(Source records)
-------
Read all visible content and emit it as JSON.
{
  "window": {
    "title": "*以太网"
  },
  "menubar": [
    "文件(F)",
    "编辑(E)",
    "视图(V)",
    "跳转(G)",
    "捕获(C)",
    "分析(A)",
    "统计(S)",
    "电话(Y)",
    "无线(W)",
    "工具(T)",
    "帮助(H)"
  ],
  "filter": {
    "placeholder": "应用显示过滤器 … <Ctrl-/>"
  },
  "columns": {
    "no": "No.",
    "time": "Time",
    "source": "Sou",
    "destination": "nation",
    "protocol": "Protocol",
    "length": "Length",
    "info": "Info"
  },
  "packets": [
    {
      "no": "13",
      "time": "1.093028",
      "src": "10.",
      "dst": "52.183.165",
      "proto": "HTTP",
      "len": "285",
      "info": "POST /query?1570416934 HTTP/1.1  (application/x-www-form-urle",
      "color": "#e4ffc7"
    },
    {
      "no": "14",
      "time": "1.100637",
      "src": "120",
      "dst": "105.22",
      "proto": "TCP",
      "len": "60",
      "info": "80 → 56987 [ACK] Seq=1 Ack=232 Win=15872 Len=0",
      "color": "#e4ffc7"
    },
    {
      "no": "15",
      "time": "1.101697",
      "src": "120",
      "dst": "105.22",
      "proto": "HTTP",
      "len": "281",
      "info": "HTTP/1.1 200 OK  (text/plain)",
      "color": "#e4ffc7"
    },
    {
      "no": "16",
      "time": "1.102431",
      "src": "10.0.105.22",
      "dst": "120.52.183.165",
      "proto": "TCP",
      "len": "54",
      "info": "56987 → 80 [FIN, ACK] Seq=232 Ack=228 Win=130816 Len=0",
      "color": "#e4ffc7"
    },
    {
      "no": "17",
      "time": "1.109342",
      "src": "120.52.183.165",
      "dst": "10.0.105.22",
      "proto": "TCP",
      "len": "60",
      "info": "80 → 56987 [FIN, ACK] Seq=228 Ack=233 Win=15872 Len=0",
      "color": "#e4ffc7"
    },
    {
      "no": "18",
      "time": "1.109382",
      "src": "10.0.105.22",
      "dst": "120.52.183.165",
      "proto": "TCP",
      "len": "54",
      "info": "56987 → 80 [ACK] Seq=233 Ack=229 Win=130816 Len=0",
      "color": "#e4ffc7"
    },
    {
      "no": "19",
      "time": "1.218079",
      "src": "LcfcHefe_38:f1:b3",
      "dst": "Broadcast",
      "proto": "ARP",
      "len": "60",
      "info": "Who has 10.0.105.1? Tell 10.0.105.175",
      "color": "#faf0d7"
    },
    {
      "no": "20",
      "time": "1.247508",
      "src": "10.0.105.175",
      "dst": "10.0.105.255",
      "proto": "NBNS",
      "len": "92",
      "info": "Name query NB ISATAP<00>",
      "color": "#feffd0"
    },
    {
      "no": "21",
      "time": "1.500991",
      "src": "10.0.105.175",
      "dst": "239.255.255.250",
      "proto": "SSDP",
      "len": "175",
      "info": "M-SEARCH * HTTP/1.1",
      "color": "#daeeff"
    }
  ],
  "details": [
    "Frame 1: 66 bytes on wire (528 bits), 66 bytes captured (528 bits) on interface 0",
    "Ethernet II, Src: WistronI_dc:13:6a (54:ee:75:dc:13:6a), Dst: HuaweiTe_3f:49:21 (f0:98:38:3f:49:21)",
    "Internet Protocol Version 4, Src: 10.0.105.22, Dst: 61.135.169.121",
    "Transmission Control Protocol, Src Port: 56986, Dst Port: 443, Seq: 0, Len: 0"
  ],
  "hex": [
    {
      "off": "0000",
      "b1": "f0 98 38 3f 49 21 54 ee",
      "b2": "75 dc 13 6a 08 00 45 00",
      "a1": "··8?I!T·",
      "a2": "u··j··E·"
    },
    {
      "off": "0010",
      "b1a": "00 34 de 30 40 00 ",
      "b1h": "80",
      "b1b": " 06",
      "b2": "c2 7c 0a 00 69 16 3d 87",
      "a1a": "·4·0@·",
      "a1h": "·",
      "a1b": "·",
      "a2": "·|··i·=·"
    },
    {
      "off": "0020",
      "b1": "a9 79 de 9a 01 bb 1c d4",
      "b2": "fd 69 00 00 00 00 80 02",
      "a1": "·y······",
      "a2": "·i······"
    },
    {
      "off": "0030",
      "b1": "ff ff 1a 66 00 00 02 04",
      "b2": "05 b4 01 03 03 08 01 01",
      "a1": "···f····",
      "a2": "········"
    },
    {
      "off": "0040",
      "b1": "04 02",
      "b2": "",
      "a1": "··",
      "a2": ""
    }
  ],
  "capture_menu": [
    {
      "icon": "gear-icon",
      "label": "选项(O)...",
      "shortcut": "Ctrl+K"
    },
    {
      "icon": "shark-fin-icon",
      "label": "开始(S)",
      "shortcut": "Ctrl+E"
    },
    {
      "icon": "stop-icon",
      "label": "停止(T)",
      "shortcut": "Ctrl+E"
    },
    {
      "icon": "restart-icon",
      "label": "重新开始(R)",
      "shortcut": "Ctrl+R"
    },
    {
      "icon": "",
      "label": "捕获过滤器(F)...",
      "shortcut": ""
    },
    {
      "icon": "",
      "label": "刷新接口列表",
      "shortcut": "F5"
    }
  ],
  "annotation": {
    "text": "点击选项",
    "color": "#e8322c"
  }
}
-------
**WHAT TO WORK ON**
Using the records given above, list every line that includes the word "HTTP".

**RESULT BELOW**
      "proto": "HTTP",
      "info": "POST /query?1570416934 HTTP/1.1  (application/x-www-form-urle",
      "proto": "HTTP",
      "info": "HTTP/1.1 200 OK  (text/plain)",
      "info": "M-SEARCH * HTTP/1.1",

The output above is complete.